(Figure collection entries)
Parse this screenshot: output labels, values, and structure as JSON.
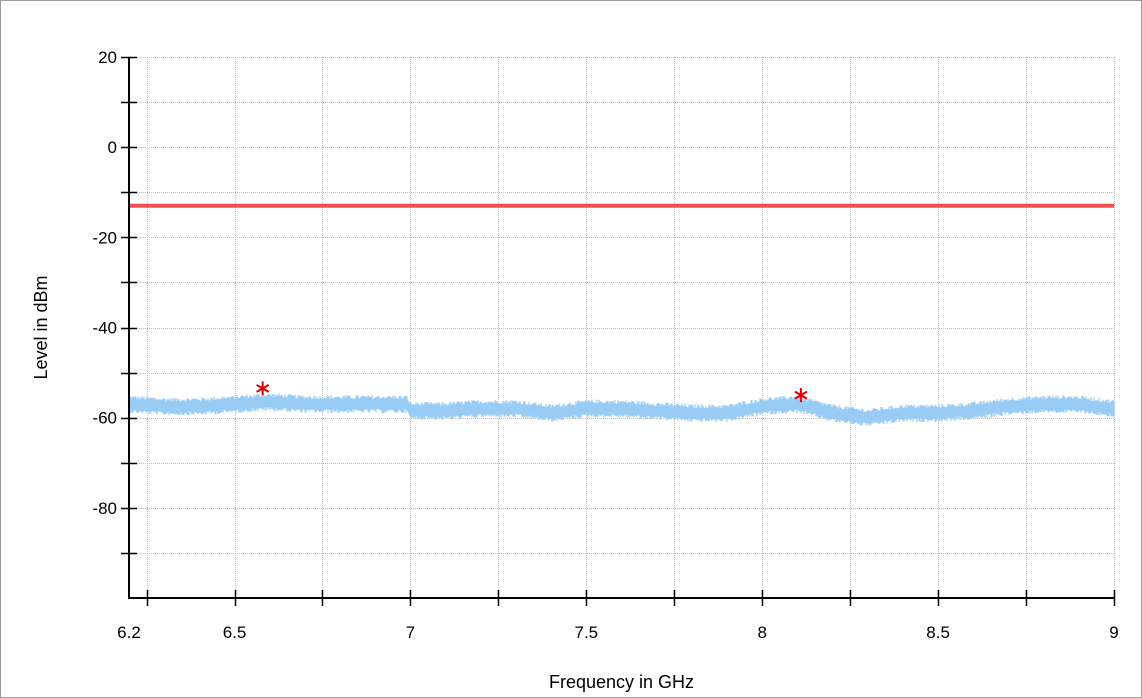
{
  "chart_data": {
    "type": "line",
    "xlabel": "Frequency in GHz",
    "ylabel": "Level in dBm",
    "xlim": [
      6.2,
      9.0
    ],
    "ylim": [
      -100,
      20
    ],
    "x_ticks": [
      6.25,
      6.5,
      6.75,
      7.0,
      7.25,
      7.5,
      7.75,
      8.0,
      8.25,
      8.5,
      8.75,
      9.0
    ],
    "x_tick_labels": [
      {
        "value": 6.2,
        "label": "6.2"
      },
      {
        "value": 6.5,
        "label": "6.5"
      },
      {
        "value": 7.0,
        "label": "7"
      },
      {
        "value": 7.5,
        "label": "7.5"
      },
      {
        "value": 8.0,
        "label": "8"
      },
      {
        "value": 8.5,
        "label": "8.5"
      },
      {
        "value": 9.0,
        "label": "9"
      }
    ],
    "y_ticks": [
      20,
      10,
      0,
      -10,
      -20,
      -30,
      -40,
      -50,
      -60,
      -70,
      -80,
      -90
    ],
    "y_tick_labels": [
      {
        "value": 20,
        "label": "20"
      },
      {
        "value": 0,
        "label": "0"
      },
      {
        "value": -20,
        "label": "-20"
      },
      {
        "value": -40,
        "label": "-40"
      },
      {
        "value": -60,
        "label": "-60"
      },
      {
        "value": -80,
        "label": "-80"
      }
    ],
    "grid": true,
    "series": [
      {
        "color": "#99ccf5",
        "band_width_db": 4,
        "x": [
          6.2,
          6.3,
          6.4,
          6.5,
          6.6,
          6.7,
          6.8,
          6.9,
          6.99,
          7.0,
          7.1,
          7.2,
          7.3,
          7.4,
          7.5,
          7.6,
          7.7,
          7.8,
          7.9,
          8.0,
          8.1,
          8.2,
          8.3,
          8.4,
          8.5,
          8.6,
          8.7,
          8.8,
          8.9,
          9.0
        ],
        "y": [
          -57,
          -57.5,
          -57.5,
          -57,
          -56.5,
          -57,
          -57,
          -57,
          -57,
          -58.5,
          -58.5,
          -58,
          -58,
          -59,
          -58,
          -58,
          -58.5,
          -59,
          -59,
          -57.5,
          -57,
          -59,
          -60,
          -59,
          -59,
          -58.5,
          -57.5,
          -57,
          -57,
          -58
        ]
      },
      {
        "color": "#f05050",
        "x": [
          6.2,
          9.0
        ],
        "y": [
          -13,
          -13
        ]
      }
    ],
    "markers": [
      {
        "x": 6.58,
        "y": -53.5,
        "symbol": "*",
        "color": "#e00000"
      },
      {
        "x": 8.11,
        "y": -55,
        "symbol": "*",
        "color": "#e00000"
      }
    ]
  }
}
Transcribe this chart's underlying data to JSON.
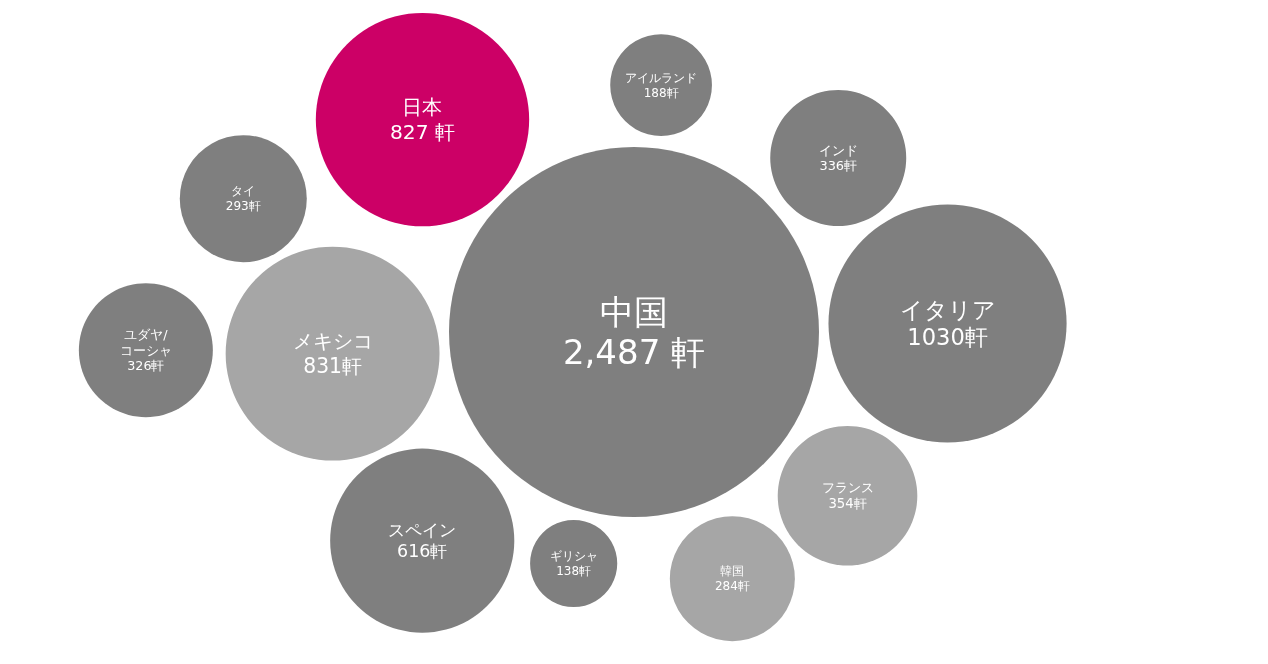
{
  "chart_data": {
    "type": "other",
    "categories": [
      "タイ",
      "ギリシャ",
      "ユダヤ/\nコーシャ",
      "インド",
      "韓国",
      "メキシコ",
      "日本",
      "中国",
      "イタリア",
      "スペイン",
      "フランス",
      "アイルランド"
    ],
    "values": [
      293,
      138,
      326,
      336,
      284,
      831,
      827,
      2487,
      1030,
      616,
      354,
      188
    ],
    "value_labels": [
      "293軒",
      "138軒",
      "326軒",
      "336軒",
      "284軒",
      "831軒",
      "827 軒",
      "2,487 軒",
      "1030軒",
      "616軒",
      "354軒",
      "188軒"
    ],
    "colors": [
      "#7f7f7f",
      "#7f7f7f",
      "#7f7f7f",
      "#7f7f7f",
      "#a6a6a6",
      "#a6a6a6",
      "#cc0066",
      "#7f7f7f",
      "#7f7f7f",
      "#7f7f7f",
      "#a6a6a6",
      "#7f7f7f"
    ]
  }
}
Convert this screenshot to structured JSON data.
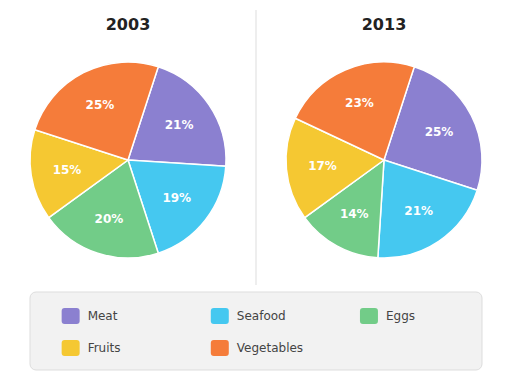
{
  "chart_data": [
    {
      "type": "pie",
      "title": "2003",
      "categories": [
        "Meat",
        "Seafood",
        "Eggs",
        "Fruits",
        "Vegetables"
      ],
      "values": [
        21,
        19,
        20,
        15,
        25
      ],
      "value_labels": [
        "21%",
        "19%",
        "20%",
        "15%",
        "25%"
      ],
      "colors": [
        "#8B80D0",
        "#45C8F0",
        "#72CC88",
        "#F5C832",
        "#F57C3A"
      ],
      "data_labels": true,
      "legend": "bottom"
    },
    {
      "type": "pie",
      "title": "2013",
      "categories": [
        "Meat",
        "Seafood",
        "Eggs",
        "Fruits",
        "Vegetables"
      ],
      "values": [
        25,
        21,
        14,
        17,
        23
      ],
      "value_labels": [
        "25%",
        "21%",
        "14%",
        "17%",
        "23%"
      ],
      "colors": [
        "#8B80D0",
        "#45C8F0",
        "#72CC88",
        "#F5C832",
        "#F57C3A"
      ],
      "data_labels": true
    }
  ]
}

...

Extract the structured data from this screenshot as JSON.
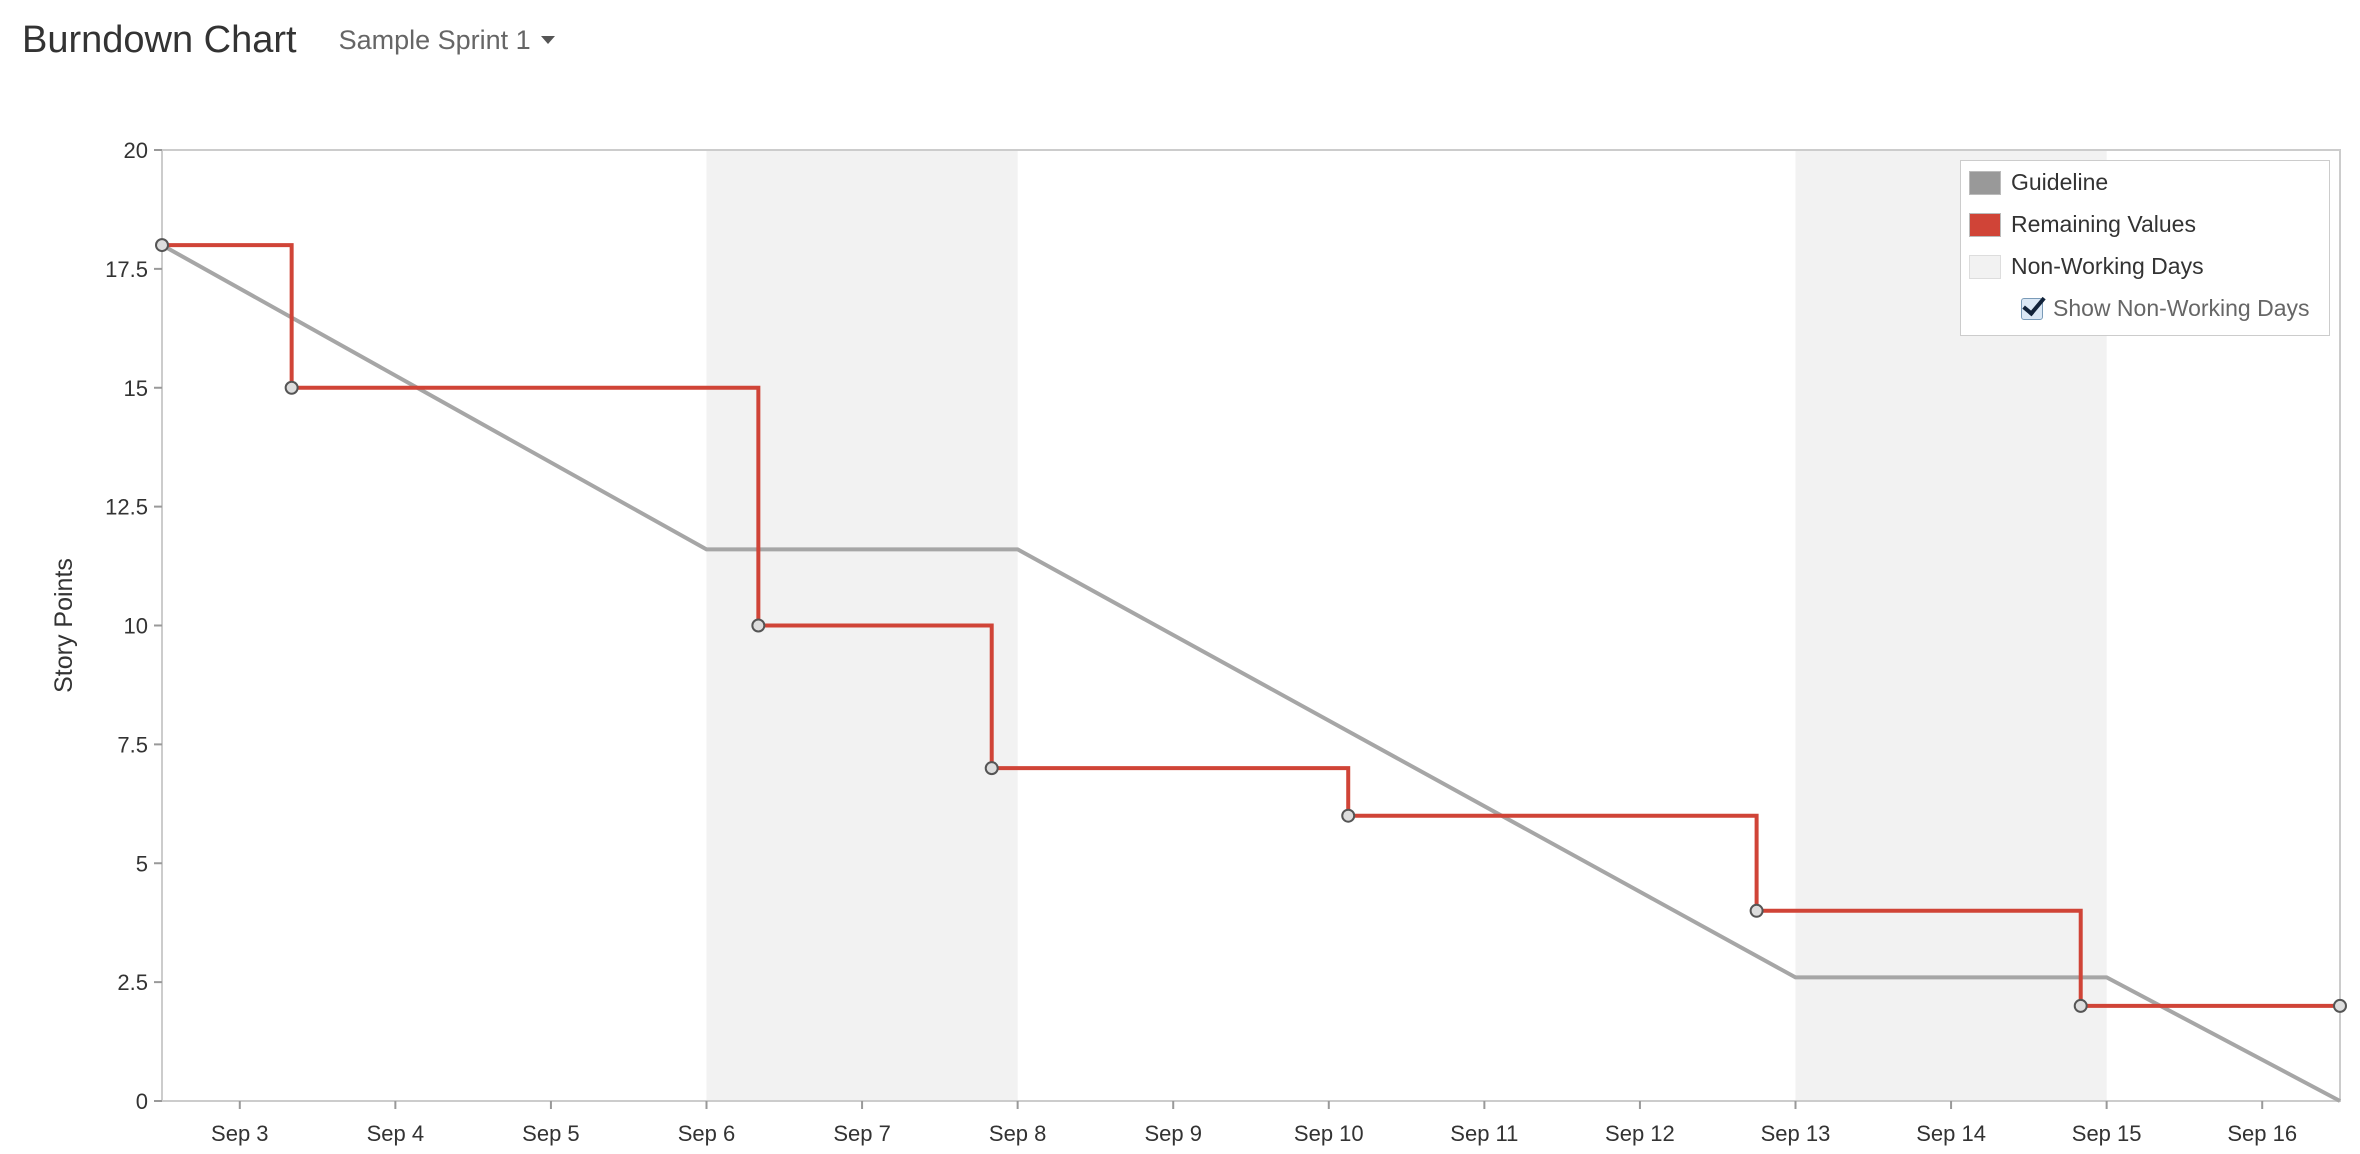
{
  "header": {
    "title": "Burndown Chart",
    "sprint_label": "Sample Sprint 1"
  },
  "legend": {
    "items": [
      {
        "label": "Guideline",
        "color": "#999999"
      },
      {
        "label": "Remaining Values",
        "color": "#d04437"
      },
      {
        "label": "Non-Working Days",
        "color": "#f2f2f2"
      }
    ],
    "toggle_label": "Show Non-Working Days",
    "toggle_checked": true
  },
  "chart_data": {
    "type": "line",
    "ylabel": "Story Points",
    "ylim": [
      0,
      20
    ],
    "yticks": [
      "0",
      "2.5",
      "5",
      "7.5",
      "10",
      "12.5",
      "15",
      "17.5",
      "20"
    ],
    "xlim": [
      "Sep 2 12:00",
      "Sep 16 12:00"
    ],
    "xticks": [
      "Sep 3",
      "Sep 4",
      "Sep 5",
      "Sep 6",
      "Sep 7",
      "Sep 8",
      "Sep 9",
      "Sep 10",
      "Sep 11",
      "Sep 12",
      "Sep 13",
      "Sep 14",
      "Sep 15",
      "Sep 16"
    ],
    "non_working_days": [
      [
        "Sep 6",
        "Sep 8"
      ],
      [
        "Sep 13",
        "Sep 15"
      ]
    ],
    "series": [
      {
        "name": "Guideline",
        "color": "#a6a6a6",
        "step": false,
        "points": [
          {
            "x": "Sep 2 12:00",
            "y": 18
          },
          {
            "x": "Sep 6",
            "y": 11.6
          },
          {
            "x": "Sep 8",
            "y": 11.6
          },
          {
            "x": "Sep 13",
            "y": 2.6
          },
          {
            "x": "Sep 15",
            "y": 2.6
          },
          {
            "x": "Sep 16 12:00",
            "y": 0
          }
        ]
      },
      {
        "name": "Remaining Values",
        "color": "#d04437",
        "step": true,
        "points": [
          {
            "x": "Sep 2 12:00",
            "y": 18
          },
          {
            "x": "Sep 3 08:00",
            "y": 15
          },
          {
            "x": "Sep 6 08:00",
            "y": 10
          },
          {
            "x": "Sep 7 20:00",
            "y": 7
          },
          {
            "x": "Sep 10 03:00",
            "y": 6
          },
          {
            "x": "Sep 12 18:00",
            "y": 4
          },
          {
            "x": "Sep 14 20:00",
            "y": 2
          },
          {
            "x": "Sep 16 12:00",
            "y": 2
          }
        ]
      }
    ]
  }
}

• To do: Out of the records, collect only those lines that contain the string "true".

• Response to this task:
    "grid": true,
      "data_labels": true,
      "data_labels": true
    "toggle_checked": true
        "step": true,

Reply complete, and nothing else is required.